> [What you will do]:
Exclude the pictures, then copy all remaining records exactly.

(Saved entries)
☆ ☆ ☆ ☆

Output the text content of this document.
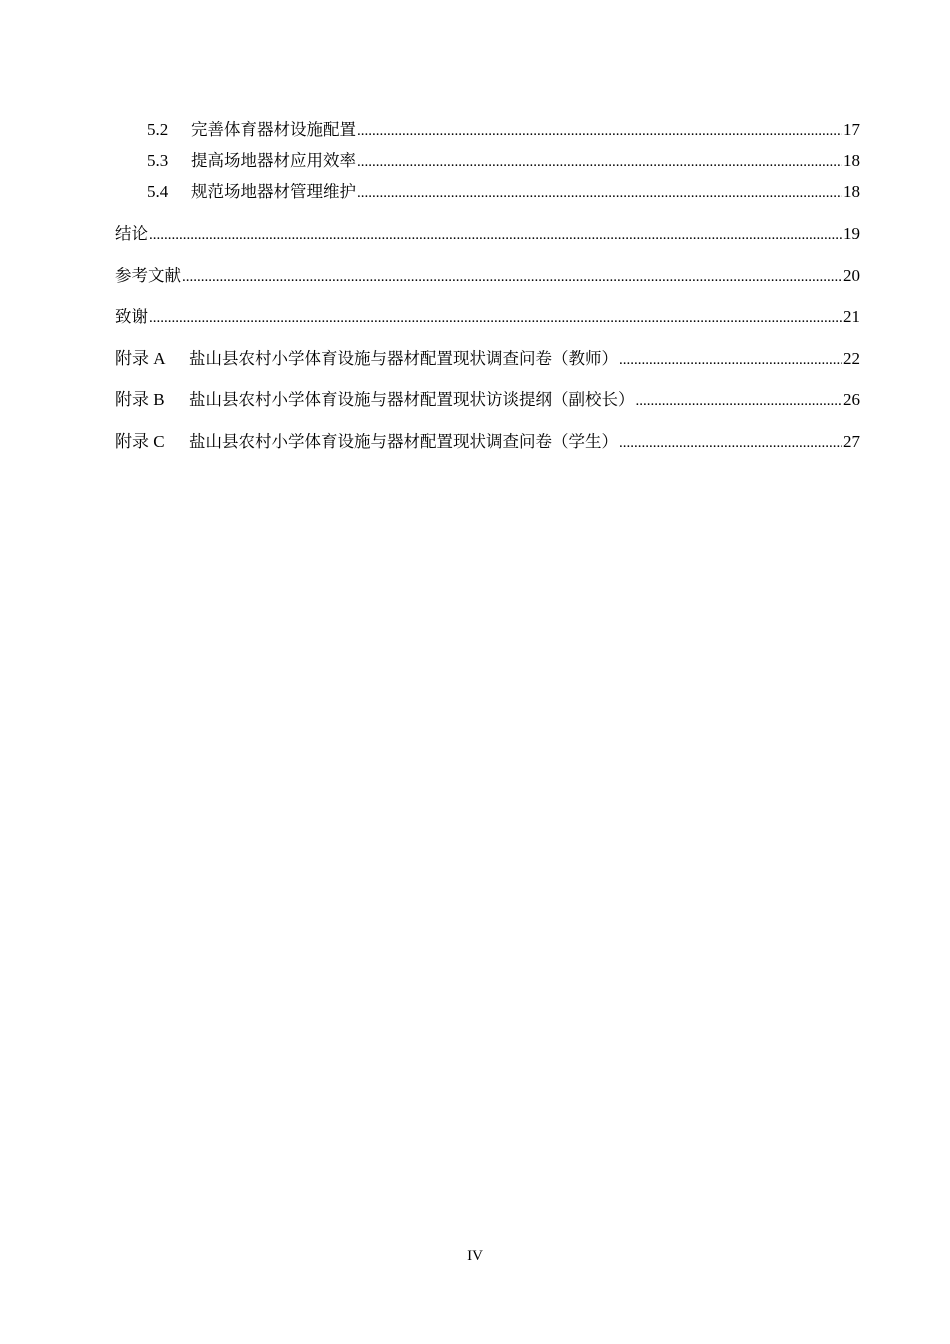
5.2	完善体育器材设施配置 .....	17
5.3	提高场地器材应用效率 .....	18
5.4	规范场地器材管理维护 .....	18
结论 .....	19
参考文献 .....	20
致谢 .....	21
附录 A	盐山县农村小学体育设施与器材配置现状调查问卷（教师） .....	22
附录 B	盐山县农村小学体育设施与器材配置现状访谈提纲（副校长） .....	26
附录 C	盐山县农村小学体育设施与器材配置现状调查问卷（学生） .....	27
IV
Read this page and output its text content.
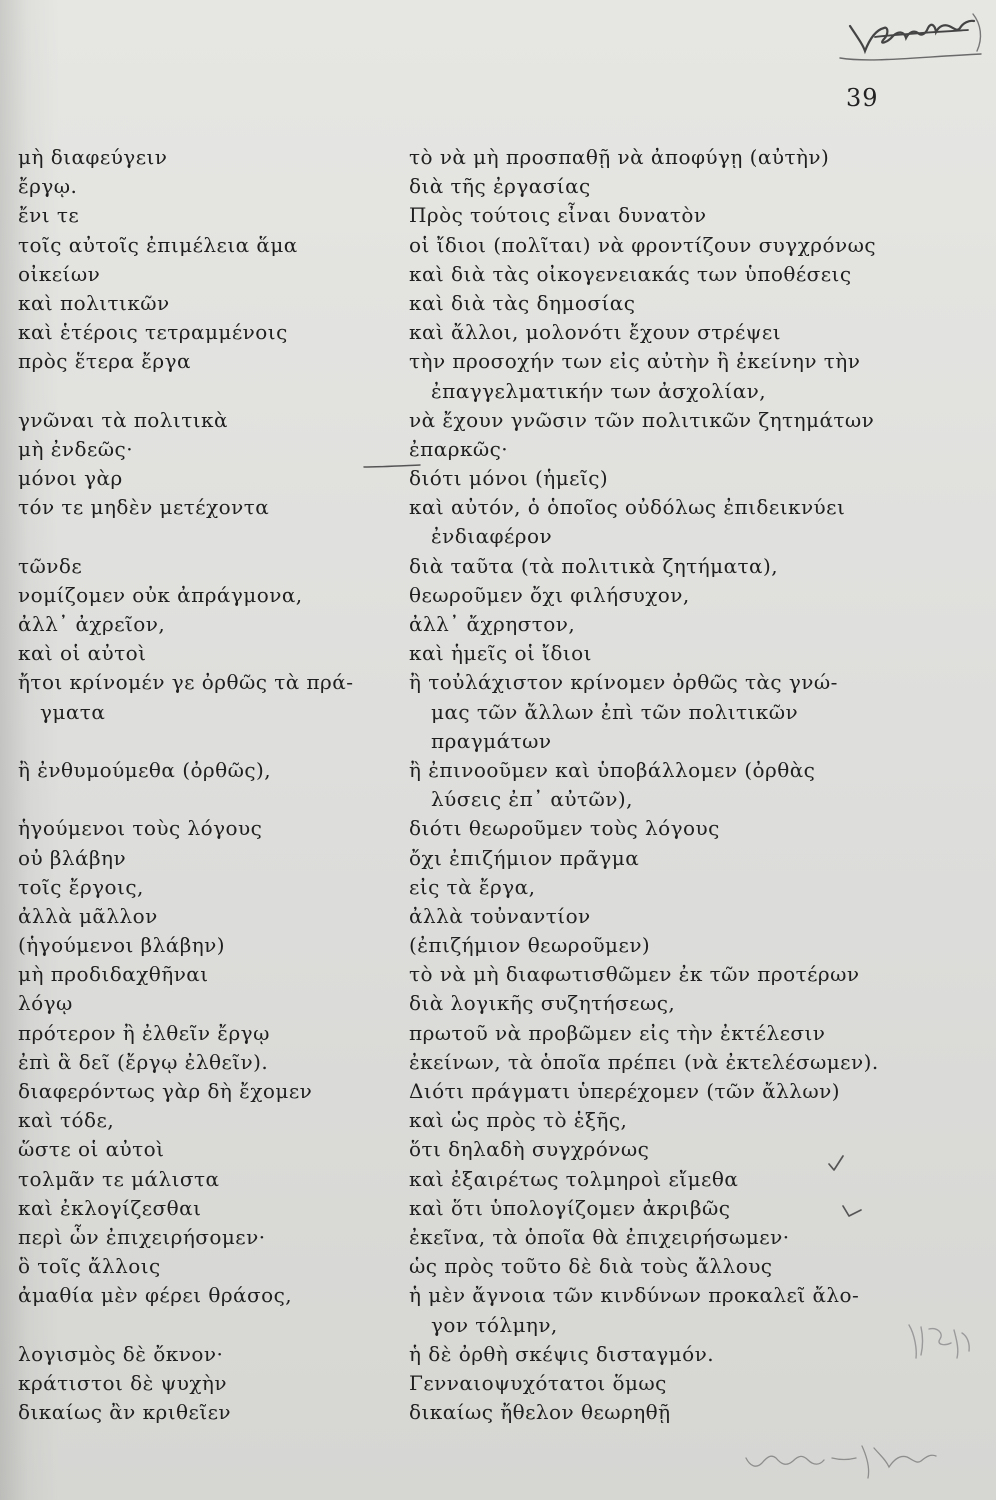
39
μὴ διαφεύγειν
ἔργῳ.
ἔνι τε
τοῖς αὐτοῖς ἐπιμέλεια ἅμα
οἰκείων
καὶ πολιτικῶν
καὶ ἑτέροις τετραμμένοις
πρὸς ἕτερα ἔργα
γνῶναι τὰ πολιτικὰ
μὴ ἐνδεῶς·
μόνοι γὰρ
τόν τε μηδὲν μετέχοντα
τῶνδε
νομίζομεν οὐκ ἀπράγμονα,
ἀλλ᾽ ἀχρεῖον,
καὶ οἱ αὐτοὶ
ἤτοι κρίνομέν γε ὀρθῶς τὰ πρά-
γματα
ἢ ἐνθυμούμεθα (ὀρθῶς),
ἡγούμενοι τοὺς λόγους
οὐ βλάβην
τοῖς ἔργοις,
ἀλλὰ μᾶλλον
(ἡγούμενοι βλάβην)
μὴ προδιδαχθῆναι
λόγῳ
πρότερον ἢ ἐλθεῖν ἔργῳ
ἐπὶ ἃ δεῖ (ἔργῳ ἐλθεῖν).
διαφερόντως γὰρ δὴ ἔχομεν
καὶ τόδε,
ὥστε οἱ αὐτοὶ
τολμᾶν τε μάλιστα
καὶ ἐκλογίζεσθαι
περὶ ὧν ἐπιχειρήσομεν·
ὃ τοῖς ἄλλοις
ἀμαθία μὲν φέρει θράσος,
λογισμὸς δὲ ὄκνον·
κράτιστοι δὲ ψυχὴν
δικαίως ἂν κριθεῖεν
τὸ νὰ μὴ προσπαθῇ νὰ ἀποφύγῃ (αὐτὴν)
διὰ τῆς ἐργασίας
Πρὸς τούτοις εἶναι δυνατὸν
οἱ ἴδιοι (πολῖται) νὰ φροντίζουν συγχρόνως
καὶ διὰ τὰς οἰκογενειακάς των ὑποθέσεις
καὶ διὰ τὰς δημοσίας
καὶ ἄλλοι, μολονότι ἔχουν στρέψει
τὴν προσοχήν των εἰς αὐτὴν ἢ ἐκείνην τὴν
ἐπαγγελματικήν των ἀσχολίαν,
νὰ ἔχουν γνῶσιν τῶν πολιτικῶν ζητημάτων
ἐπαρκῶς·
διότι μόνοι (ἡμεῖς)
καὶ αὐτόν, ὁ ὁποῖος οὐδόλως ἐπιδεικνύει
ἐνδιαφέρον
διὰ ταῦτα (τὰ πολιτικὰ ζητήματα),
θεωροῦμεν ὄχι φιλήσυχον,
ἀλλ᾽ ἄχρηστον,
καὶ ἡμεῖς οἱ ἴδιοι
ἢ τοὐλάχιστον κρίνομεν ὀρθῶς τὰς γνώ-
μας τῶν ἄλλων ἐπὶ τῶν πολιτικῶν
πραγμάτων
ἢ ἐπινοοῦμεν καὶ ὑποβάλλομεν (ὀρθὰς
λύσεις ἐπ᾽ αὐτῶν),
διότι θεωροῦμεν τοὺς λόγους
ὄχι ἐπιζήμιον πρᾶγμα
εἰς τὰ ἔργα,
ἀλλὰ τοὐναντίον
(ἐπιζήμιον θεωροῦμεν)
τὸ νὰ μὴ διαφωτισθῶμεν ἐκ τῶν προτέρων
διὰ λογικῆς συζητήσεως,
πρωτοῦ νὰ προβῶμεν εἰς τὴν ἐκτέλεσιν
ἐκείνων, τὰ ὁποῖα πρέπει (νὰ ἐκτελέσωμεν).
Διότι πράγματι ὑπερέχομεν (τῶν ἄλλων)
καὶ ὡς πρὸς τὸ ἑξῆς,
ὅτι δηλαδὴ συγχρόνως
καὶ ἐξαιρέτως τολμηροὶ εἴμεθα
καὶ ὅτι ὑπολογίζομεν ἀκριβῶς
ἐκεῖνα, τὰ ὁποῖα θὰ ἐπιχειρήσωμεν·
ὡς πρὸς τοῦτο δὲ διὰ τοὺς ἄλλους
ἡ μὲν ἄγνοια τῶν κινδύνων προκαλεῖ ἄλο-
γον τόλμην,
ἡ δὲ ὀρθὴ σκέψις δισταγμόν.
Γενναιοψυχότατοι ὅμως
δικαίως ἤθελον θεωρηθῇ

☆ ☆ ☆ ☆

> [Expected output]:
Output the text content of this document.
5.2	完善体育器材设施配置 .....	17
5.3	提高场地器材应用效率 .....	18
5.4	规范场地器材管理维护 .....	18
结论 .....	19
参考文献 .....	20
致谢 .....	21
附录 A	盐山县农村小学体育设施与器材配置现状调查问卷（教师） .....	22
附录 B	盐山县农村小学体育设施与器材配置现状访谈提纲（副校长） .....	26
附录 C	盐山县农村小学体育设施与器材配置现状调查问卷（学生） .....	27
IV
Read this page and output its text content.
39
μὴ διαφεύγειν
ἔργῳ.
ἔνι τε
τοῖς αὐτοῖς ἐπιμέλεια ἅμα
οἰκείων
καὶ πολιτικῶν
καὶ ἑτέροις τετραμμένοις
πρὸς ἕτερα ἔργα
γνῶναι τὰ πολιτικὰ
μὴ ἐνδεῶς·
μόνοι γὰρ
τόν τε μηδὲν μετέχοντα
τῶνδε
νομίζομεν οὐκ ἀπράγμονα,
ἀλλ᾽ ἀχρεῖον,
καὶ οἱ αὐτοὶ
ἤτοι κρίνομέν γε ὀρθῶς τὰ πρά-
γματα
ἢ ἐνθυμούμεθα (ὀρθῶς),
ἡγούμενοι τοὺς λόγους
οὐ βλάβην
τοῖς ἔργοις,
ἀλλὰ μᾶλλον
(ἡγούμενοι βλάβην)
μὴ προδιδαχθῆναι
λόγῳ
πρότερον ἢ ἐλθεῖν ἔργῳ
ἐπὶ ἃ δεῖ (ἔργῳ ἐλθεῖν).
διαφερόντως γὰρ δὴ ἔχομεν
καὶ τόδε,
ὥστε οἱ αὐτοὶ
τολμᾶν τε μάλιστα
καὶ ἐκλογίζεσθαι
περὶ ὧν ἐπιχειρήσομεν·
ὃ τοῖς ἄλλοις
ἀμαθία μὲν φέρει θράσος,
λογισμὸς δὲ ὄκνον·
κράτιστοι δὲ ψυχὴν
δικαίως ἂν κριθεῖεν
τὸ νὰ μὴ προσπαθῇ νὰ ἀποφύγῃ (αὐτὴν)
διὰ τῆς ἐργασίας
Πρὸς τούτοις εἶναι δυνατὸν
οἱ ἴδιοι (πολῖται) νὰ φροντίζουν συγχρόνως
καὶ διὰ τὰς οἰκογενειακάς των ὑποθέσεις
καὶ διὰ τὰς δημοσίας
καὶ ἄλλοι, μολονότι ἔχουν στρέψει
τὴν προσοχήν των εἰς αὐτὴν ἢ ἐκείνην τὴν
ἐπαγγελματικήν των ἀσχολίαν,
νὰ ἔχουν γνῶσιν τῶν πολιτικῶν ζητημάτων
ἐπαρκῶς·
διότι μόνοι (ἡμεῖς)
καὶ αὐτόν, ὁ ὁποῖος οὐδόλως ἐπιδεικνύει
ἐνδιαφέρον
διὰ ταῦτα (τὰ πολιτικὰ ζητήματα),
θεωροῦμεν ὄχι φιλήσυχον,
ἀλλ᾽ ἄχρηστον,
καὶ ἡμεῖς οἱ ἴδιοι
ἢ τοὐλάχιστον κρίνομεν ὀρθῶς τὰς γνώ-
μας τῶν ἄλλων ἐπὶ τῶν πολιτικῶν
πραγμάτων
ἢ ἐπινοοῦμεν καὶ ὑποβάλλομεν (ὀρθὰς
λύσεις ἐπ᾽ αὐτῶν),
διότι θεωροῦμεν τοὺς λόγους
ὄχι ἐπιζήμιον πρᾶγμα
εἰς τὰ ἔργα,
ἀλλὰ τοὐναντίον
(ἐπιζήμιον θεωροῦμεν)
τὸ νὰ μὴ διαφωτισθῶμεν ἐκ τῶν προτέρων
διὰ λογικῆς συζητήσεως,
πρωτοῦ νὰ προβῶμεν εἰς τὴν ἐκτέλεσιν
ἐκείνων, τὰ ὁποῖα πρέπει (νὰ ἐκτελέσωμεν).
Διότι πράγματι ὑπερέχομεν (τῶν ἄλλων)
καὶ ὡς πρὸς τὸ ἑξῆς,
ὅτι δηλαδὴ συγχρόνως
καὶ ἐξαιρέτως τολμηροὶ εἴμεθα
καὶ ὅτι ὑπολογίζομεν ἀκριβῶς
ἐκεῖνα, τὰ ὁποῖα θὰ ἐπιχειρήσωμεν·
ὡς πρὸς τοῦτο δὲ διὰ τοὺς ἄλλους
ἡ μὲν ἄγνοια τῶν κινδύνων προκαλεῖ ἄλο-
γον τόλμην,
ἡ δὲ ὀρθὴ σκέψις δισταγμόν.
Γενναιοψυχότατοι ὅμως
δικαίως ἤθελον θεωρηθῇ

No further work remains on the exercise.